To be done> Go through the entries below and print each one exactly, leaving out pictures.

Data listing:
——
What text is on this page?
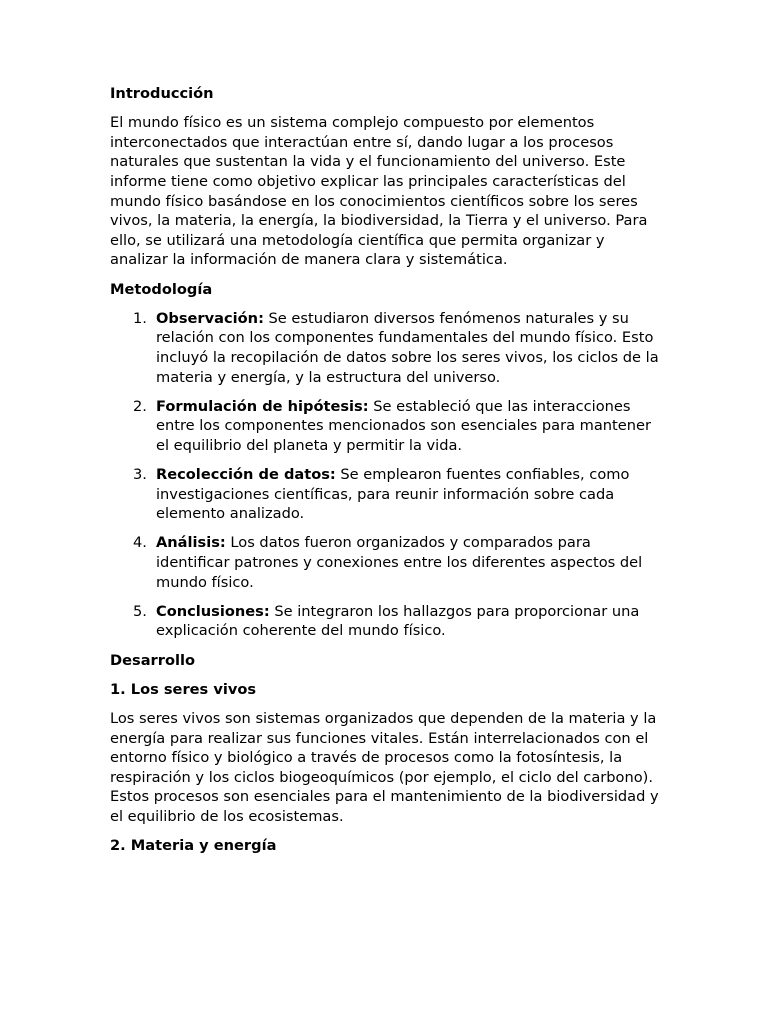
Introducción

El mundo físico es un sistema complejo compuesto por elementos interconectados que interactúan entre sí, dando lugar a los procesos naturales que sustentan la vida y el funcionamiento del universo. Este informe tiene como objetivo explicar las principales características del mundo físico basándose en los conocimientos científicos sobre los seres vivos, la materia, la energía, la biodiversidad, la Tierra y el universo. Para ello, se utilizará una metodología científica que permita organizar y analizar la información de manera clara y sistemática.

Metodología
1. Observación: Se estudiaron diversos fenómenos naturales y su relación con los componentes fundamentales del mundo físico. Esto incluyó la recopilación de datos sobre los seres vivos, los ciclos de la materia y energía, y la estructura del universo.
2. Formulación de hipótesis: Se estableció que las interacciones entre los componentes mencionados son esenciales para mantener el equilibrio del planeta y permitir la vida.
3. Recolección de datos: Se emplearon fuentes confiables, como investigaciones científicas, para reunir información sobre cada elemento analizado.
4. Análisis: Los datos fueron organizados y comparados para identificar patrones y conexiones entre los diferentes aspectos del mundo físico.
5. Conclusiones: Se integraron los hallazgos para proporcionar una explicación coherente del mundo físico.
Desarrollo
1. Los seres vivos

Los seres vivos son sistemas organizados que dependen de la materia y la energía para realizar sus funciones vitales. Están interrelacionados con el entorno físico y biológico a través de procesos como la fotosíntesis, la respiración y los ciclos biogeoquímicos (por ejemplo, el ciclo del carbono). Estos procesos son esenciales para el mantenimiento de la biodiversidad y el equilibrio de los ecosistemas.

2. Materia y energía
——
Answer to the exercise>
What text is on this page?
Introducción

El mundo físico es un sistema complejo compuesto por elementos interconectados que interactúan entre sí, dando lugar a los procesos naturales que sustentan la vida y el funcionamiento del universo. Este informe tiene como objetivo explicar las principales características del mundo físico basándose en los conocimientos científicos sobre los seres vivos, la materia, la energía, la biodiversidad, la Tierra y el universo. Para ello, se utilizará una metodología científica que permita organizar y analizar la información de manera clara y sistemática.

Metodología
1. Observación: Se estudiaron diversos fenómenos naturales y su relación con los componentes fundamentales del mundo físico. Esto incluyó la recopilación de datos sobre los seres vivos, los ciclos de la materia y energía, y la estructura del universo.
2. Formulación de hipótesis: Se estableció que las interacciones entre los componentes mencionados son esenciales para mantener el equilibrio del planeta y permitir la vida.
3. Recolección de datos: Se emplearon fuentes confiables, como investigaciones científicas, para reunir información sobre cada elemento analizado.
4. Análisis: Los datos fueron organizados y comparados para identificar patrones y conexiones entre los diferentes aspectos del mundo físico.
5. Conclusiones: Se integraron los hallazgos para proporcionar una explicación coherente del mundo físico.
Desarrollo
1. Los seres vivos

Los seres vivos son sistemas organizados que dependen de la materia y la energía para realizar sus funciones vitales. Están interrelacionados con el entorno físico y biológico a través de procesos como la fotosíntesis, la respiración y los ciclos biogeoquímicos (por ejemplo, el ciclo del carbono). Estos procesos son esenciales para el mantenimiento de la biodiversidad y el equilibrio de los ecosistemas.

2. Materia y energía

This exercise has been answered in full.